** Stated goal **
For this exercise, repeat all of the material verbatim apart from its images.

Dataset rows
--------------------------------------------------

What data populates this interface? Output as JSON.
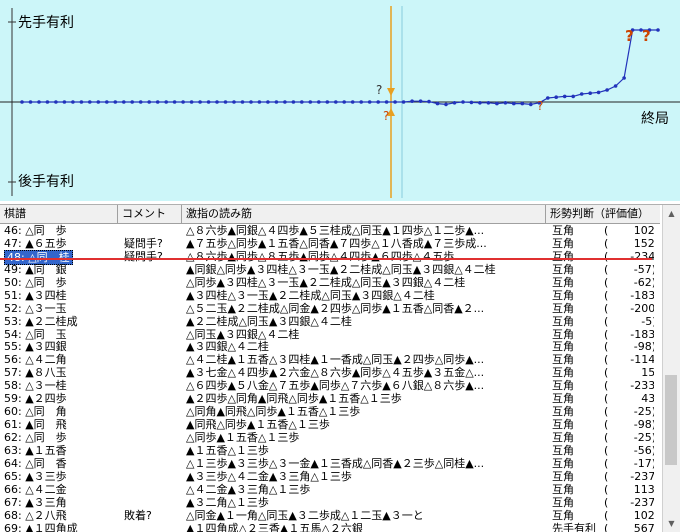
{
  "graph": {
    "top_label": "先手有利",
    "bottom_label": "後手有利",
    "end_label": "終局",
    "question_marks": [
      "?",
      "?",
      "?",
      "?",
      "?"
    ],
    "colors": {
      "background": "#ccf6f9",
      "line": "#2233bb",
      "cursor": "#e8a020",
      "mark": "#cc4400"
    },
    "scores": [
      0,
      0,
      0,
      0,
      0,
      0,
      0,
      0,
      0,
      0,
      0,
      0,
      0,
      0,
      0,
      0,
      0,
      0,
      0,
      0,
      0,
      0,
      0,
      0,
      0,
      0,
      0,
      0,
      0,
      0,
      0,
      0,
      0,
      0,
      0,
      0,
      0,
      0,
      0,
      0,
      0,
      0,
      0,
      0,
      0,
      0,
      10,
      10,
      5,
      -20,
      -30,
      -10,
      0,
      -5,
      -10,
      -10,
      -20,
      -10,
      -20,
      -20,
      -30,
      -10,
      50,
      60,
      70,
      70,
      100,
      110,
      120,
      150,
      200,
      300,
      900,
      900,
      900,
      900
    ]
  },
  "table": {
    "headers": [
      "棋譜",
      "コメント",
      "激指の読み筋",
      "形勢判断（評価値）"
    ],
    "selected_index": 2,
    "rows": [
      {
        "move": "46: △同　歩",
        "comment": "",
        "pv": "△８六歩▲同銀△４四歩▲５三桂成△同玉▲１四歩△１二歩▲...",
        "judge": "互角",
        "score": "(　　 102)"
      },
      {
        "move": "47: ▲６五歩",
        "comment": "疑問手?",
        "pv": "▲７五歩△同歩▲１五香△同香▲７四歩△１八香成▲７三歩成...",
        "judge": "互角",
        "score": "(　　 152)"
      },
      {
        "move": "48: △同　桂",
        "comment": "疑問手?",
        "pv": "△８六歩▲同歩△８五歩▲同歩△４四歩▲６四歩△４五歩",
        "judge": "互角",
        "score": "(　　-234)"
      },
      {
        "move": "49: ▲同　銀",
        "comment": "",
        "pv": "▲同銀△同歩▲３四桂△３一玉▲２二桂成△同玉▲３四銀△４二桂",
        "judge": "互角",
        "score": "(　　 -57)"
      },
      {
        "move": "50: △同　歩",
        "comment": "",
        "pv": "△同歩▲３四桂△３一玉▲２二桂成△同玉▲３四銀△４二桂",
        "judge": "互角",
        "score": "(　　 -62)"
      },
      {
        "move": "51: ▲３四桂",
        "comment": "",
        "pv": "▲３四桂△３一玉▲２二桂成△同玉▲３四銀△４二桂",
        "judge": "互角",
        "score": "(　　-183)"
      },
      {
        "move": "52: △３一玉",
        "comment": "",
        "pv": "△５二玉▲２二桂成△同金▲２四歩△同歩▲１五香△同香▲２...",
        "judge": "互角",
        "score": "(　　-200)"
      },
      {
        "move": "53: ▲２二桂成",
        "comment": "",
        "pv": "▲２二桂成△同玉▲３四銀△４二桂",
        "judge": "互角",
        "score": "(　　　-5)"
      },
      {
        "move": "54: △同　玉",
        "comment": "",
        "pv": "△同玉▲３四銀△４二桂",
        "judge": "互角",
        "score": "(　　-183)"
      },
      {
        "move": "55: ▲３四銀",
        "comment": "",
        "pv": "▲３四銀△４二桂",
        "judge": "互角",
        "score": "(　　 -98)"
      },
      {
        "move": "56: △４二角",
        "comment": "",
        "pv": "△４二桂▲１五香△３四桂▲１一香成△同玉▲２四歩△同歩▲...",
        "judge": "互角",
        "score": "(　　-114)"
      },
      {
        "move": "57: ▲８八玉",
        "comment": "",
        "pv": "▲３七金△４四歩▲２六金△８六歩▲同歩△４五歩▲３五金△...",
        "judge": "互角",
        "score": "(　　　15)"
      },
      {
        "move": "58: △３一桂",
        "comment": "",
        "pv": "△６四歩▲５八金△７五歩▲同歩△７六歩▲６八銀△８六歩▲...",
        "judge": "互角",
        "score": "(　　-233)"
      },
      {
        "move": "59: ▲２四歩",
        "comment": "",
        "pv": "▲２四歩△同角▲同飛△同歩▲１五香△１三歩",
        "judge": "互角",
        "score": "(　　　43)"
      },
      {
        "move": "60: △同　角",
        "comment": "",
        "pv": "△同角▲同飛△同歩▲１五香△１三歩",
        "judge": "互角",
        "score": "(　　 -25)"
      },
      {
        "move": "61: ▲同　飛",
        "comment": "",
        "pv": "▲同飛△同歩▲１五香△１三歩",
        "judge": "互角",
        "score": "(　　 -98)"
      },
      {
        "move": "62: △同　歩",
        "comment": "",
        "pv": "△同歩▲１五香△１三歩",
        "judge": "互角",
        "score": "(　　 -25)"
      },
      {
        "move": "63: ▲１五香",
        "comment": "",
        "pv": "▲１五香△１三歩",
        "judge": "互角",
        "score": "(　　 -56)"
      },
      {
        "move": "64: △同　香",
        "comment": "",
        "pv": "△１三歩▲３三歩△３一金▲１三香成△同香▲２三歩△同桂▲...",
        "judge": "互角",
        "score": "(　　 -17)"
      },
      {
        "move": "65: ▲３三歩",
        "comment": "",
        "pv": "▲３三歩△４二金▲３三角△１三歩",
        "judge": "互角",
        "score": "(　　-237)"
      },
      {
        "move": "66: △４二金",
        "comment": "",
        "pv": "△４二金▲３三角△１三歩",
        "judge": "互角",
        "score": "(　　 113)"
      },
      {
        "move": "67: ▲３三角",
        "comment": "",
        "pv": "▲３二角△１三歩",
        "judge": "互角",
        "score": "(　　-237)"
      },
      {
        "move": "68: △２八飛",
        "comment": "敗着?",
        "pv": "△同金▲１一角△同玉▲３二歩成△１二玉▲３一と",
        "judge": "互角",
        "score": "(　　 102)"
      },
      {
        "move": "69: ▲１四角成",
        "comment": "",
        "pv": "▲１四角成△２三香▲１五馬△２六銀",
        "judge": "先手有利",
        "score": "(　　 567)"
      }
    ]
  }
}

--------------------------------------------------

** Full solution **
What data populates this interface? Output as JSON.
{
  "graph": {
    "top_label": "先手有利",
    "bottom_label": "後手有利",
    "end_label": "終局",
    "question_marks": [
      "?",
      "?",
      "?",
      "?",
      "?"
    ],
    "colors": {
      "background": "#ccf6f9",
      "line": "#2233bb",
      "cursor": "#e8a020",
      "mark": "#cc4400"
    },
    "scores": [
      0,
      0,
      0,
      0,
      0,
      0,
      0,
      0,
      0,
      0,
      0,
      0,
      0,
      0,
      0,
      0,
      0,
      0,
      0,
      0,
      0,
      0,
      0,
      0,
      0,
      0,
      0,
      0,
      0,
      0,
      0,
      0,
      0,
      0,
      0,
      0,
      0,
      0,
      0,
      0,
      0,
      0,
      0,
      0,
      0,
      0,
      10,
      10,
      5,
      -20,
      -30,
      -10,
      0,
      -5,
      -10,
      -10,
      -20,
      -10,
      -20,
      -20,
      -30,
      -10,
      50,
      60,
      70,
      70,
      100,
      110,
      120,
      150,
      200,
      300,
      900,
      900,
      900,
      900
    ]
  },
  "table": {
    "headers": [
      "棋譜",
      "コメント",
      "激指の読み筋",
      "形勢判断（評価値）"
    ],
    "selected_index": 2,
    "rows": [
      {
        "move": "46: △同　歩",
        "comment": "",
        "pv": "△８六歩▲同銀△４四歩▲５三桂成△同玉▲１四歩△１二歩▲...",
        "judge": "互角",
        "score": "(　　 102)"
      },
      {
        "move": "47: ▲６五歩",
        "comment": "疑問手?",
        "pv": "▲７五歩△同歩▲１五香△同香▲７四歩△１八香成▲７三歩成...",
        "judge": "互角",
        "score": "(　　 152)"
      },
      {
        "move": "48: △同　桂",
        "comment": "疑問手?",
        "pv": "△８六歩▲同歩△８五歩▲同歩△４四歩▲６四歩△４五歩",
        "judge": "互角",
        "score": "(　　-234)"
      },
      {
        "move": "49: ▲同　銀",
        "comment": "",
        "pv": "▲同銀△同歩▲３四桂△３一玉▲２二桂成△同玉▲３四銀△４二桂",
        "judge": "互角",
        "score": "(　　 -57)"
      },
      {
        "move": "50: △同　歩",
        "comment": "",
        "pv": "△同歩▲３四桂△３一玉▲２二桂成△同玉▲３四銀△４二桂",
        "judge": "互角",
        "score": "(　　 -62)"
      },
      {
        "move": "51: ▲３四桂",
        "comment": "",
        "pv": "▲３四桂△３一玉▲２二桂成△同玉▲３四銀△４二桂",
        "judge": "互角",
        "score": "(　　-183)"
      },
      {
        "move": "52: △３一玉",
        "comment": "",
        "pv": "△５二玉▲２二桂成△同金▲２四歩△同歩▲１五香△同香▲２...",
        "judge": "互角",
        "score": "(　　-200)"
      },
      {
        "move": "53: ▲２二桂成",
        "comment": "",
        "pv": "▲２二桂成△同玉▲３四銀△４二桂",
        "judge": "互角",
        "score": "(　　　-5)"
      },
      {
        "move": "54: △同　玉",
        "comment": "",
        "pv": "△同玉▲３四銀△４二桂",
        "judge": "互角",
        "score": "(　　-183)"
      },
      {
        "move": "55: ▲３四銀",
        "comment": "",
        "pv": "▲３四銀△４二桂",
        "judge": "互角",
        "score": "(　　 -98)"
      },
      {
        "move": "56: △４二角",
        "comment": "",
        "pv": "△４二桂▲１五香△３四桂▲１一香成△同玉▲２四歩△同歩▲...",
        "judge": "互角",
        "score": "(　　-114)"
      },
      {
        "move": "57: ▲８八玉",
        "comment": "",
        "pv": "▲３七金△４四歩▲２六金△８六歩▲同歩△４五歩▲３五金△...",
        "judge": "互角",
        "score": "(　　　15)"
      },
      {
        "move": "58: △３一桂",
        "comment": "",
        "pv": "△６四歩▲５八金△７五歩▲同歩△７六歩▲６八銀△８六歩▲...",
        "judge": "互角",
        "score": "(　　-233)"
      },
      {
        "move": "59: ▲２四歩",
        "comment": "",
        "pv": "▲２四歩△同角▲同飛△同歩▲１五香△１三歩",
        "judge": "互角",
        "score": "(　　　43)"
      },
      {
        "move": "60: △同　角",
        "comment": "",
        "pv": "△同角▲同飛△同歩▲１五香△１三歩",
        "judge": "互角",
        "score": "(　　 -25)"
      },
      {
        "move": "61: ▲同　飛",
        "comment": "",
        "pv": "▲同飛△同歩▲１五香△１三歩",
        "judge": "互角",
        "score": "(　　 -98)"
      },
      {
        "move": "62: △同　歩",
        "comment": "",
        "pv": "△同歩▲１五香△１三歩",
        "judge": "互角",
        "score": "(　　 -25)"
      },
      {
        "move": "63: ▲１五香",
        "comment": "",
        "pv": "▲１五香△１三歩",
        "judge": "互角",
        "score": "(　　 -56)"
      },
      {
        "move": "64: △同　香",
        "comment": "",
        "pv": "△１三歩▲３三歩△３一金▲１三香成△同香▲２三歩△同桂▲...",
        "judge": "互角",
        "score": "(　　 -17)"
      },
      {
        "move": "65: ▲３三歩",
        "comment": "",
        "pv": "▲３三歩△４二金▲３三角△１三歩",
        "judge": "互角",
        "score": "(　　-237)"
      },
      {
        "move": "66: △４二金",
        "comment": "",
        "pv": "△４二金▲３三角△１三歩",
        "judge": "互角",
        "score": "(　　 113)"
      },
      {
        "move": "67: ▲３三角",
        "comment": "",
        "pv": "▲３二角△１三歩",
        "judge": "互角",
        "score": "(　　-237)"
      },
      {
        "move": "68: △２八飛",
        "comment": "敗着?",
        "pv": "△同金▲１一角△同玉▲３二歩成△１二玉▲３一と",
        "judge": "互角",
        "score": "(　　 102)"
      },
      {
        "move": "69: ▲１四角成",
        "comment": "",
        "pv": "▲１四角成△２三香▲１五馬△２六銀",
        "judge": "先手有利",
        "score": "(　　 567)"
      }
    ]
  }
}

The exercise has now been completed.